** begin **

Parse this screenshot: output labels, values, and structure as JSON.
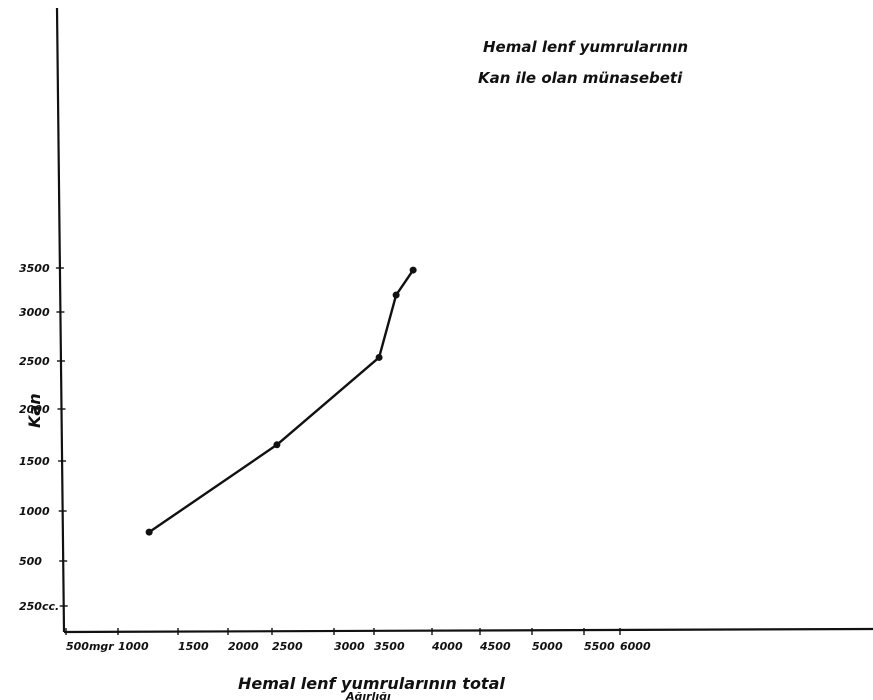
{
  "chart_data": {
    "type": "line",
    "title_lines": [
      "Hemal lenf yumrularının",
      "Kan ile olan münasebeti"
    ],
    "xlabel": "Hemal lenf yumrularının total",
    "xlabel_line2": "Ağırlığı",
    "ylabel": "Kan",
    "x_tick_labels": [
      "500mgr",
      "1000",
      "1500",
      "2000",
      "2500",
      "3000",
      "3500",
      "4000",
      "4500",
      "5000",
      "5500",
      "6000"
    ],
    "y_tick_labels": [
      "250cc.",
      "500",
      "1000",
      "1500",
      "2000",
      "2500",
      "3000",
      "3500"
    ],
    "xlim": [
      500,
      10000
    ],
    "ylim": [
      0,
      5000
    ],
    "grid": false,
    "series": [
      {
        "x": [
          1500,
          3000,
          4200,
          4400,
          4600
        ],
        "y": [
          800,
          1500,
          2200,
          2700,
          2900
        ]
      }
    ]
  }
}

** end **

▶ [OBJECTIVE]:
In the entries above, find each line with the word "lenf" and copy it.

▶ [RESPONSE BELOW]:
      "Hemal lenf yumrularının",
    "xlabel": "Hemal lenf yumrularının total",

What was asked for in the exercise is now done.